- Aim of the task -
Print the entries below in their entirety, exactly as they are written.

- Input -
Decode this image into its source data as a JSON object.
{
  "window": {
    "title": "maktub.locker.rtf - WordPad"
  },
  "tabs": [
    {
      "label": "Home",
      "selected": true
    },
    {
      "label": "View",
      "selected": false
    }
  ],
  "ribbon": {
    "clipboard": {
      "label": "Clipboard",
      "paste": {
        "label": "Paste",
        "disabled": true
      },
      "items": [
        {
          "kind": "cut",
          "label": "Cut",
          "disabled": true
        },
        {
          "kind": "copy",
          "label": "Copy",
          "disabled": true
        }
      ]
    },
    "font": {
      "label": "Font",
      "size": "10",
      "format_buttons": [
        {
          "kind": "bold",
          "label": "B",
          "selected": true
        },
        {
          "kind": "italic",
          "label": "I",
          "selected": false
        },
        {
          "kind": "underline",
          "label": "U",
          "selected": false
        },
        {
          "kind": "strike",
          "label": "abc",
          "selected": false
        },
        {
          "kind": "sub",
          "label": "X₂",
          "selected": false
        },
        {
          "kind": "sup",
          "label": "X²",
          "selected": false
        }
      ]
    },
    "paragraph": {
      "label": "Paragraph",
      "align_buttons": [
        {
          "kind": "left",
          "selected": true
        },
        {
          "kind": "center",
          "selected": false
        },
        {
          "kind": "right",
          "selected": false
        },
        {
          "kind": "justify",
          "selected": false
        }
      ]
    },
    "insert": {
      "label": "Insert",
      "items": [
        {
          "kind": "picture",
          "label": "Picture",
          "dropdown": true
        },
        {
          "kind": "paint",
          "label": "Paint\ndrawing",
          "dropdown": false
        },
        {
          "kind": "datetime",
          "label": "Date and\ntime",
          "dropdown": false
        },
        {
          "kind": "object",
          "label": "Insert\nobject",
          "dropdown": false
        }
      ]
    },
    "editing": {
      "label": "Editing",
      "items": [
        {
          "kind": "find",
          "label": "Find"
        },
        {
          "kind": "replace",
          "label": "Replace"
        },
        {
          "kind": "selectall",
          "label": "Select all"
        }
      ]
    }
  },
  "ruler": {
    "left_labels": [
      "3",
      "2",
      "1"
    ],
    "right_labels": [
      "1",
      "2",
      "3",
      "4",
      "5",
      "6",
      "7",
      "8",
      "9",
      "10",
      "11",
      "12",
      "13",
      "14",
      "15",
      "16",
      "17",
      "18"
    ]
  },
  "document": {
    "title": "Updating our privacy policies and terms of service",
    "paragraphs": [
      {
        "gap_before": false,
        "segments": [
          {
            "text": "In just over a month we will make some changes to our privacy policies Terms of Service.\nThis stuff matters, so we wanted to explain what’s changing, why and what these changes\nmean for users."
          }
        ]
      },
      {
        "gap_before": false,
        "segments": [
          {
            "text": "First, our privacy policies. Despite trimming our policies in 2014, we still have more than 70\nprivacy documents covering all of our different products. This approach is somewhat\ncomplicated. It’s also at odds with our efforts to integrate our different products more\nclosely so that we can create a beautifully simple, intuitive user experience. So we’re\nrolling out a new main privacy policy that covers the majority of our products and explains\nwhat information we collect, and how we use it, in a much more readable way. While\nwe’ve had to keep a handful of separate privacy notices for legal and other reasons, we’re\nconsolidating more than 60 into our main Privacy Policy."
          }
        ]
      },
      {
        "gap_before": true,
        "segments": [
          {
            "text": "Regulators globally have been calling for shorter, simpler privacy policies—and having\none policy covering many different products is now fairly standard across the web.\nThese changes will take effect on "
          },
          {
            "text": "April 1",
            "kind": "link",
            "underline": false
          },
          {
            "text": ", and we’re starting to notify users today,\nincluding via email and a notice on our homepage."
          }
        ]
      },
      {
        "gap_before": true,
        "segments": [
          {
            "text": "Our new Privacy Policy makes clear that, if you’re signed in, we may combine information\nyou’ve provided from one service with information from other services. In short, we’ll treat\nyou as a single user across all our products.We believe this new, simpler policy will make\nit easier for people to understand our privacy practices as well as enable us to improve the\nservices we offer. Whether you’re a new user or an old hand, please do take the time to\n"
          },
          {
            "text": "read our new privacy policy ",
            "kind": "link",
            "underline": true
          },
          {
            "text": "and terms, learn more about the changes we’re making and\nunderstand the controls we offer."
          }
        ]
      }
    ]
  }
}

- Complete response -
Decode this image into its source data as a JSON object.
{
  "window": {
    "title": "maktub.locker.rtf - WordPad"
  },
  "tabs": [
    {
      "label": "Home",
      "selected": true
    },
    {
      "label": "View",
      "selected": false
    }
  ],
  "ribbon": {
    "clipboard": {
      "label": "Clipboard",
      "paste": {
        "label": "Paste",
        "disabled": true
      },
      "items": [
        {
          "kind": "cut",
          "label": "Cut",
          "disabled": true
        },
        {
          "kind": "copy",
          "label": "Copy",
          "disabled": true
        }
      ]
    },
    "font": {
      "label": "Font",
      "size": "10",
      "format_buttons": [
        {
          "kind": "bold",
          "label": "B",
          "selected": true
        },
        {
          "kind": "italic",
          "label": "I",
          "selected": false
        },
        {
          "kind": "underline",
          "label": "U",
          "selected": false
        },
        {
          "kind": "strike",
          "label": "abc",
          "selected": false
        },
        {
          "kind": "sub",
          "label": "X₂",
          "selected": false
        },
        {
          "kind": "sup",
          "label": "X²",
          "selected": false
        }
      ]
    },
    "paragraph": {
      "label": "Paragraph",
      "align_buttons": [
        {
          "kind": "left",
          "selected": true
        },
        {
          "kind": "center",
          "selected": false
        },
        {
          "kind": "right",
          "selected": false
        },
        {
          "kind": "justify",
          "selected": false
        }
      ]
    },
    "insert": {
      "label": "Insert",
      "items": [
        {
          "kind": "picture",
          "label": "Picture",
          "dropdown": true
        },
        {
          "kind": "paint",
          "label": "Paint\ndrawing",
          "dropdown": false
        },
        {
          "kind": "datetime",
          "label": "Date and\ntime",
          "dropdown": false
        },
        {
          "kind": "object",
          "label": "Insert\nobject",
          "dropdown": false
        }
      ]
    },
    "editing": {
      "label": "Editing",
      "items": [
        {
          "kind": "find",
          "label": "Find"
        },
        {
          "kind": "replace",
          "label": "Replace"
        },
        {
          "kind": "selectall",
          "label": "Select all"
        }
      ]
    }
  },
  "ruler": {
    "left_labels": [
      "3",
      "2",
      "1"
    ],
    "right_labels": [
      "1",
      "2",
      "3",
      "4",
      "5",
      "6",
      "7",
      "8",
      "9",
      "10",
      "11",
      "12",
      "13",
      "14",
      "15",
      "16",
      "17",
      "18"
    ]
  },
  "document": {
    "title": "Updating our privacy policies and terms of service",
    "paragraphs": [
      {
        "gap_before": false,
        "segments": [
          {
            "text": "In just over a month we will make some changes to our privacy policies Terms of Service.\nThis stuff matters, so we wanted to explain what’s changing, why and what these changes\nmean for users."
          }
        ]
      },
      {
        "gap_before": false,
        "segments": [
          {
            "text": "First, our privacy policies. Despite trimming our policies in 2014, we still have more than 70\nprivacy documents covering all of our different products. This approach is somewhat\ncomplicated. It’s also at odds with our efforts to integrate our different products more\nclosely so that we can create a beautifully simple, intuitive user experience. So we’re\nrolling out a new main privacy policy that covers the majority of our products and explains\nwhat information we collect, and how we use it, in a much more readable way. While\nwe’ve had to keep a handful of separate privacy notices for legal and other reasons, we’re\nconsolidating more than 60 into our main Privacy Policy."
          }
        ]
      },
      {
        "gap_before": true,
        "segments": [
          {
            "text": "Regulators globally have been calling for shorter, simpler privacy policies—and having\none policy covering many different products is now fairly standard across the web.\nThese changes will take effect on "
          },
          {
            "text": "April 1",
            "kind": "link",
            "underline": false
          },
          {
            "text": ", and we’re starting to notify users today,\nincluding via email and a notice on our homepage."
          }
        ]
      },
      {
        "gap_before": true,
        "segments": [
          {
            "text": "Our new Privacy Policy makes clear that, if you’re signed in, we may combine information\nyou’ve provided from one service with information from other services. In short, we’ll treat\nyou as a single user across all our products.We believe this new, simpler policy will make\nit easier for people to understand our privacy practices as well as enable us to improve the\nservices we offer. Whether you’re a new user or an old hand, please do take the time to\n"
          },
          {
            "text": "read our new privacy policy ",
            "kind": "link",
            "underline": true
          },
          {
            "text": "and terms, learn more about the changes we’re making and\nunderstand the controls we offer."
          }
        ]
      }
    ]
  }
}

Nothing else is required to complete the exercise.